┌─ Input data

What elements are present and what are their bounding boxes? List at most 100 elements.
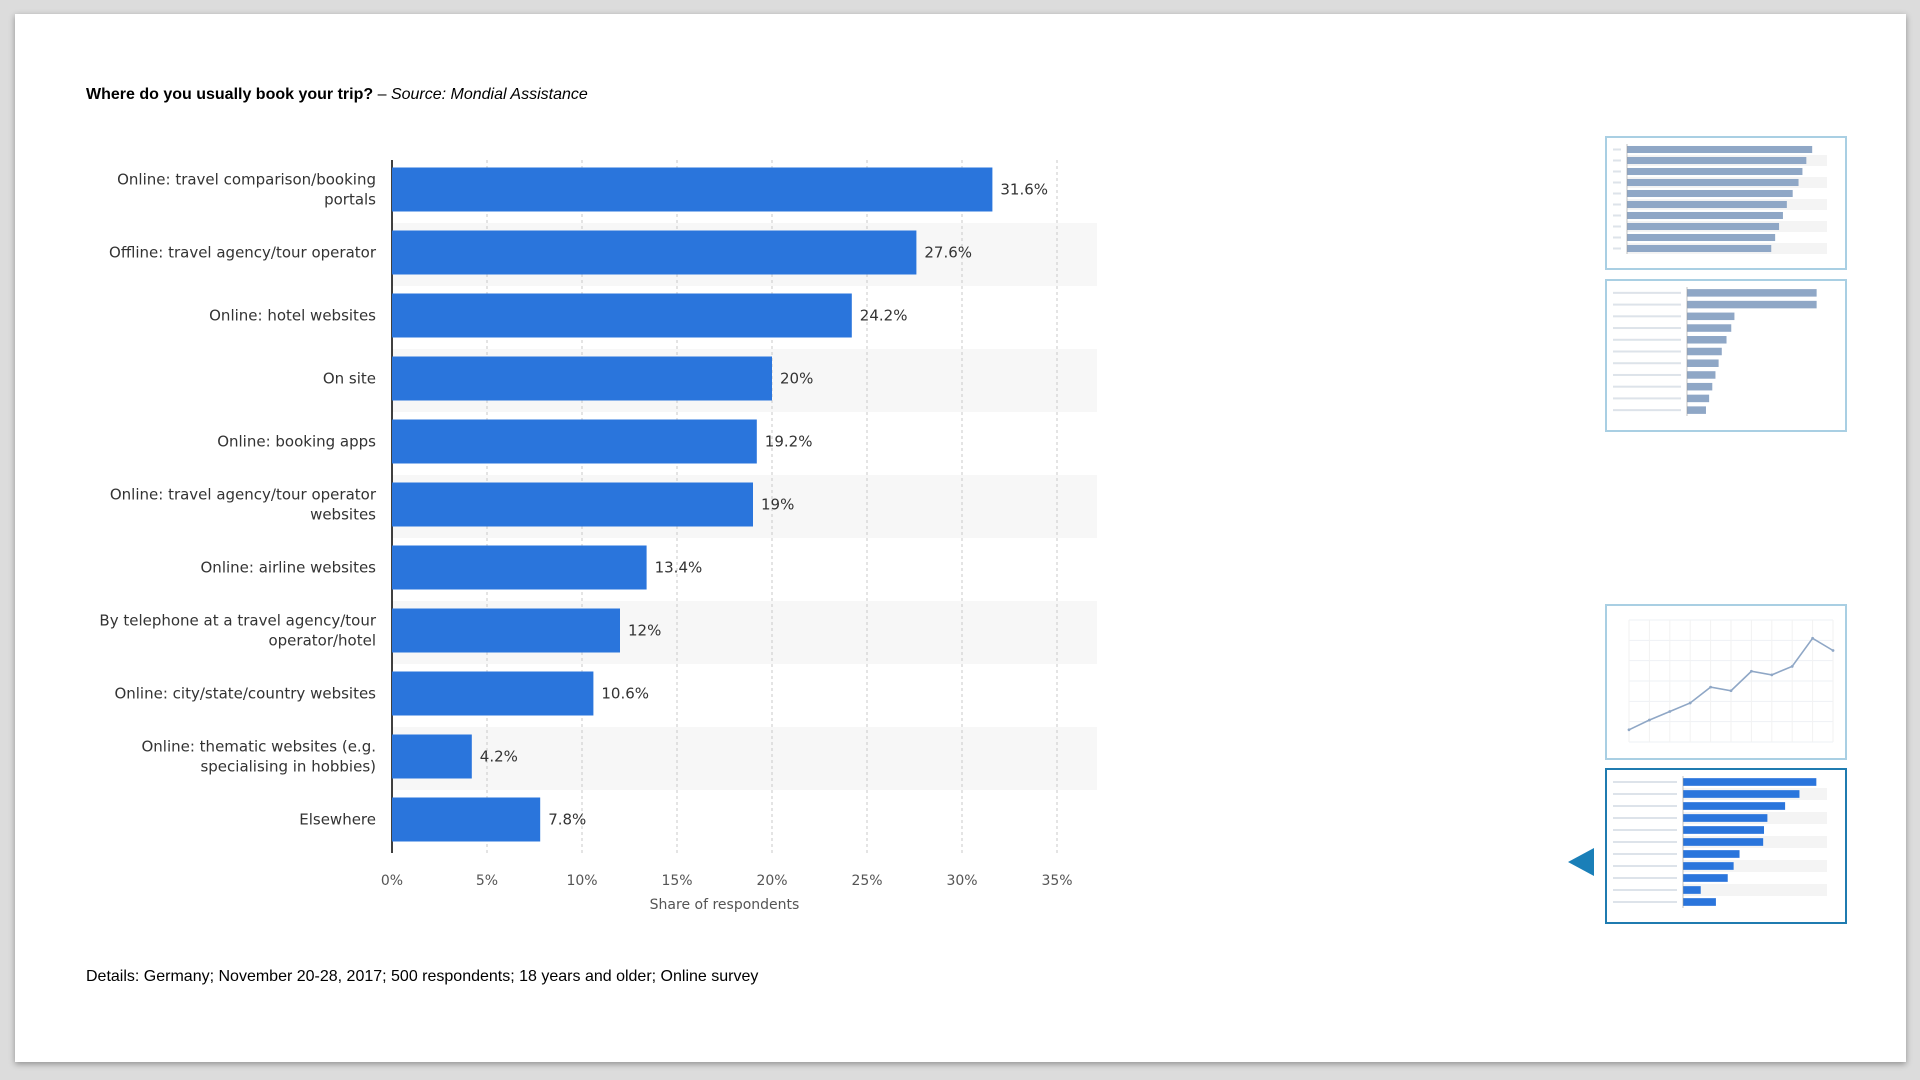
thumbnail-1[interactable] — [1605, 136, 1847, 270]
category-label: Online: hotel websites — [209, 307, 376, 325]
bar-value-label: 27.6% — [924, 244, 972, 262]
title-separator: – — [373, 86, 391, 103]
thumb-bar — [1687, 312, 1735, 321]
thumb-bar — [1683, 874, 1728, 882]
thumb-label — [1613, 148, 1621, 151]
category-label: By telephone at a travel agency/tour — [99, 612, 376, 630]
bar[interactable] — [392, 167, 993, 212]
bar[interactable] — [392, 734, 472, 779]
details-text: Details: Germany; November 20-28, 2017; … — [86, 968, 759, 985]
thumb-label — [1613, 350, 1681, 353]
category-label: On site — [323, 370, 376, 388]
x-tick-label: 5% — [476, 873, 498, 889]
thumb-bar — [1683, 790, 1800, 798]
x-tick-label: 25% — [851, 873, 882, 889]
bar-value-label: 7.8% — [548, 811, 586, 829]
x-tick-label: 15% — [661, 873, 692, 889]
thumb-label — [1613, 338, 1681, 341]
thumb-bar — [1687, 406, 1706, 414]
thumb-bar — [1683, 886, 1701, 894]
thumbnail-3[interactable] — [1605, 604, 1847, 760]
bar-chart: 31.6% Online: travel comparison/booking po… — [99, 160, 1097, 913]
thumb-bar — [1687, 300, 1817, 309]
category-label: Online: travel comparison/booking — [117, 171, 376, 189]
thumb-label — [1613, 247, 1621, 250]
thumb-bar — [1627, 167, 1803, 176]
thumb-label — [1613, 315, 1681, 318]
thumb-label — [1613, 192, 1621, 195]
thumb-label — [1613, 303, 1681, 306]
bar[interactable] — [392, 482, 753, 527]
thumb-bar — [1687, 336, 1727, 344]
thumb-bar — [1687, 394, 1710, 403]
category-label: specialising in hobbies) — [200, 758, 376, 776]
category-label: Elsewhere — [299, 811, 376, 829]
thumb-bar — [1687, 371, 1716, 379]
slide-title: Where do you usually book your trip? – S… — [86, 86, 588, 104]
thumb-bar — [1627, 178, 1799, 187]
thumb-bar — [1683, 850, 1740, 858]
bar-value-label: 19.2% — [765, 433, 813, 451]
x-tick-label: 0% — [381, 873, 403, 889]
x-tick-label: 20% — [756, 873, 787, 889]
bar[interactable] — [392, 419, 757, 464]
thumb-label — [1613, 385, 1681, 388]
category-label: Online: thematic websites (e.g. — [141, 738, 376, 756]
bar[interactable] — [392, 671, 594, 716]
thumb-label — [1613, 397, 1681, 400]
thumb-bar — [1683, 862, 1734, 870]
thumb-label — [1613, 236, 1621, 239]
bar-value-label: 12% — [628, 622, 661, 640]
thumb-label — [1613, 170, 1621, 173]
thumb-label — [1613, 901, 1677, 903]
thumb-bar — [1687, 382, 1713, 391]
thumb-bar — [1683, 898, 1716, 906]
thumb-label — [1613, 829, 1677, 831]
bar[interactable] — [392, 230, 917, 275]
thumb-bar — [1627, 222, 1780, 231]
thumbnail-4-selected[interactable] — [1605, 768, 1847, 924]
bar-value-label: 24.2% — [860, 307, 908, 325]
thumb-bar — [1627, 233, 1776, 242]
thumb-bar — [1687, 347, 1722, 356]
category-label: portals — [324, 191, 376, 209]
bar[interactable] — [392, 797, 541, 842]
bar[interactable] — [392, 293, 852, 338]
thumb-label — [1613, 214, 1621, 217]
thumb-bar — [1687, 359, 1719, 367]
x-tick-label: 35% — [1041, 873, 1072, 889]
category-label: websites — [310, 506, 376, 524]
thumb-label — [1613, 805, 1677, 807]
thumb-bar — [1627, 156, 1807, 165]
thumb-bar — [1687, 289, 1817, 297]
row-band — [392, 727, 1097, 790]
thumb-label — [1613, 327, 1681, 330]
thumb-bar — [1627, 189, 1793, 198]
bar[interactable] — [392, 356, 772, 401]
thumb-label — [1613, 181, 1621, 184]
thumb-label — [1613, 889, 1677, 891]
x-tick-label: 10% — [566, 873, 597, 889]
bar[interactable] — [392, 545, 647, 590]
thumb-bar — [1627, 211, 1783, 220]
category-label: Online: airline websites — [201, 559, 377, 577]
thumb-bar — [1627, 145, 1813, 154]
bar-value-label: 13.4% — [655, 559, 703, 577]
title-source: Source: Mondial Assistance — [390, 86, 588, 103]
thumb-bar — [1683, 802, 1786, 810]
thumb-label — [1613, 409, 1681, 412]
category-label: Offline: travel agency/tour operator — [109, 244, 377, 262]
thumb-label — [1613, 793, 1677, 795]
title-question: Where do you usually book your trip? — [86, 86, 374, 103]
bar-value-label: 10.6% — [601, 685, 649, 703]
category-label: Online: booking apps — [217, 433, 376, 451]
thumb-bar — [1627, 200, 1787, 209]
bar[interactable] — [392, 608, 620, 653]
thumb-label — [1613, 841, 1677, 843]
category-label: Online: city/state/country websites — [114, 685, 376, 703]
thumb-bar — [1687, 324, 1732, 332]
bar-value-label: 20% — [780, 370, 813, 388]
bar-value-label: 19% — [761, 496, 794, 514]
thumbnail-2[interactable] — [1605, 279, 1847, 432]
thumb-label — [1613, 817, 1677, 819]
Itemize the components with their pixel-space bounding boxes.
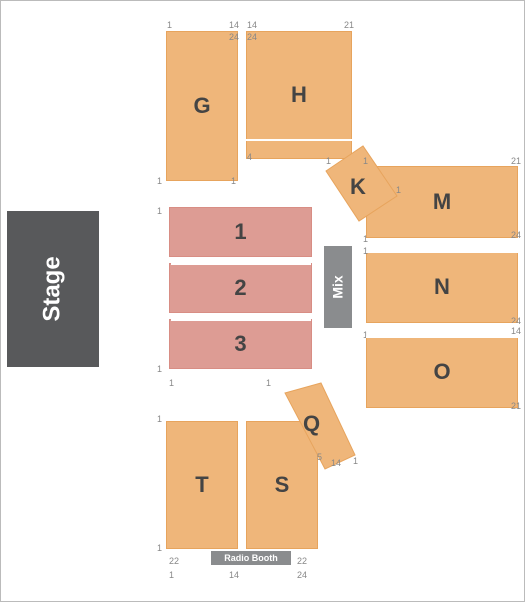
divider <box>171 263 311 265</box>
radio-booth: Radio Booth <box>211 551 291 565</box>
divider <box>171 319 311 321</box>
divider <box>366 323 518 325</box>
divider <box>246 139 352 141</box>
section-K[interactable] <box>326 146 397 221</box>
mix-booth: Mix <box>324 246 352 328</box>
divider <box>366 336 518 338</box>
divider <box>366 251 518 253</box>
radio-booth-label: Radio Booth <box>224 553 278 563</box>
divider <box>366 238 518 240</box>
seating-sections-poly <box>1 1 525 602</box>
mix-label: Mix <box>330 275 346 298</box>
section-Q[interactable] <box>285 383 355 469</box>
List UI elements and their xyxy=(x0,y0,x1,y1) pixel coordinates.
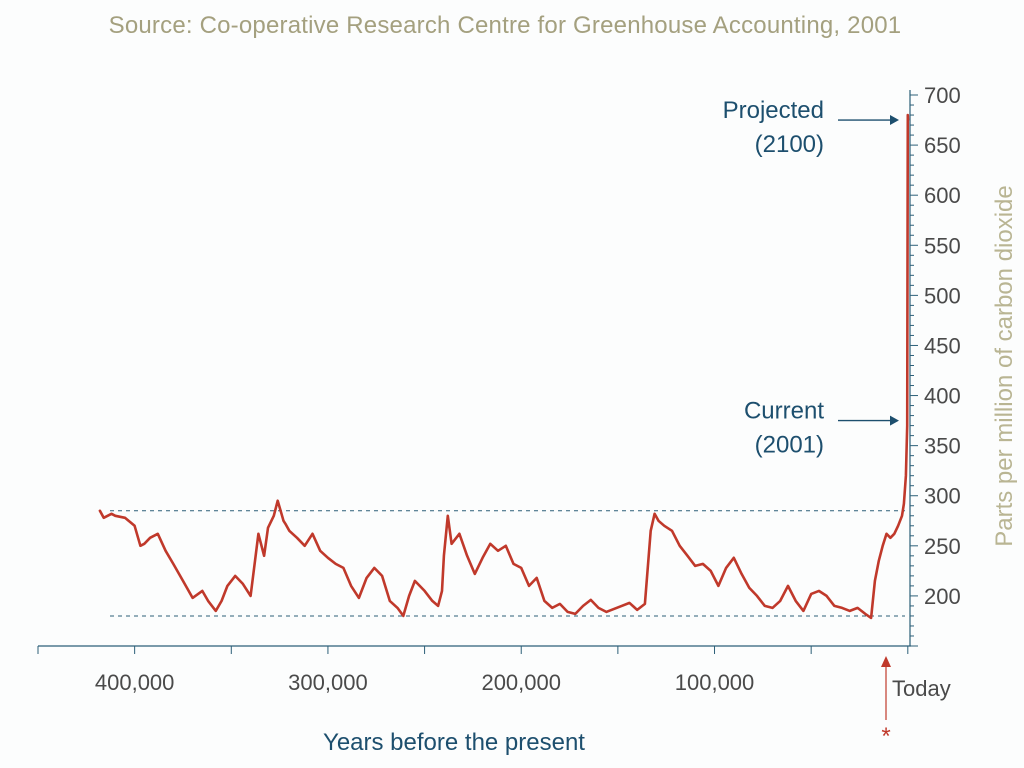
y-axis-ticks: 200 250 300 350 400 450 500 550 600 650 700 xyxy=(910,83,961,647)
y-axis-label: Parts per million of carbon dioxide xyxy=(991,185,1018,547)
annotations: Projected (2100) Current (2001) xyxy=(723,97,899,459)
co2-series-line xyxy=(98,113,910,620)
y-tick-label: 450 xyxy=(924,333,961,358)
y-tick-label: 600 xyxy=(924,183,961,208)
reference-lines xyxy=(110,510,905,617)
y-tick-label: 200 xyxy=(924,584,961,609)
x-tick-label: 400,000 xyxy=(95,670,175,695)
current-annotation-arrow-head xyxy=(890,415,899,426)
today-star-icon: * xyxy=(881,723,890,750)
y-tick-label: 350 xyxy=(924,434,961,459)
y-tick-label: 400 xyxy=(924,384,961,409)
projected-annotation-text: (2100) xyxy=(755,131,824,158)
x-axis-ticks: 400,000 300,000 200,000 100,000 xyxy=(37,646,909,695)
current-annotation-text: (2001) xyxy=(755,432,824,459)
x-axis-label: Years before the present xyxy=(323,729,585,756)
today-arrow-head xyxy=(881,656,891,667)
y-tick-label: 550 xyxy=(924,233,961,258)
y-tick-label: 650 xyxy=(924,133,961,158)
current-annotation-text: Current xyxy=(744,398,824,425)
projected-annotation-arrow-head xyxy=(890,115,899,126)
y-tick-label: 700 xyxy=(924,83,961,108)
y-tick-label: 500 xyxy=(924,283,961,308)
x-tick-label: 300,000 xyxy=(288,670,368,695)
x-tick-label: 100,000 xyxy=(675,670,755,695)
y-tick-label: 250 xyxy=(924,534,961,559)
projected-annotation-text: Projected xyxy=(723,97,824,124)
y-tick-label: 300 xyxy=(924,484,961,509)
x-tick-label: 200,000 xyxy=(481,670,561,695)
source-caption: Source: Co-operative Research Centre for… xyxy=(108,12,902,39)
today-label: Today xyxy=(892,676,951,701)
series-group xyxy=(98,113,910,620)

└─

# [Exercise task]
Reproduce the rows verbatim, beginning at the line that contains "y-axis-ticks: 200 250" and ending after the line that contains "source-caption: Source: Co-operative".

# [The response]
y-axis-ticks: 200 250 300 350 400 450 500 550 600 650 700 xyxy=(910,83,961,647)
y-axis-label: Parts per million of carbon dioxide xyxy=(991,185,1018,547)
annotations: Projected (2100) Current (2001) xyxy=(723,97,899,459)
co2-series-line xyxy=(98,113,910,620)
y-tick-label: 450 xyxy=(924,333,961,358)
y-tick-label: 600 xyxy=(924,183,961,208)
reference-lines xyxy=(110,510,905,617)
y-tick-label: 200 xyxy=(924,584,961,609)
x-tick-label: 400,000 xyxy=(95,670,175,695)
current-annotation-arrow-head xyxy=(890,415,899,426)
today-star-icon: * xyxy=(881,723,890,750)
y-tick-label: 350 xyxy=(924,434,961,459)
y-tick-label: 400 xyxy=(924,384,961,409)
projected-annotation-text: (2100) xyxy=(755,131,824,158)
x-axis-ticks: 400,000 300,000 200,000 100,000 xyxy=(37,646,909,695)
current-annotation-text: (2001) xyxy=(755,432,824,459)
x-axis-label: Years before the present xyxy=(323,729,585,756)
today-arrow-head xyxy=(881,656,891,667)
y-tick-label: 550 xyxy=(924,233,961,258)
y-tick-label: 650 xyxy=(924,133,961,158)
current-annotation-text: Current xyxy=(744,398,824,425)
projected-annotation-arrow-head xyxy=(890,115,899,126)
y-tick-label: 700 xyxy=(924,83,961,108)
y-tick-label: 500 xyxy=(924,283,961,308)
x-tick-label: 300,000 xyxy=(288,670,368,695)
x-tick-label: 100,000 xyxy=(675,670,755,695)
y-tick-label: 250 xyxy=(924,534,961,559)
projected-annotation-text: Projected xyxy=(723,97,824,124)
y-tick-label: 300 xyxy=(924,484,961,509)
x-tick-label: 200,000 xyxy=(481,670,561,695)
source-caption: Source: Co-operative Research Centre for… xyxy=(108,12,902,39)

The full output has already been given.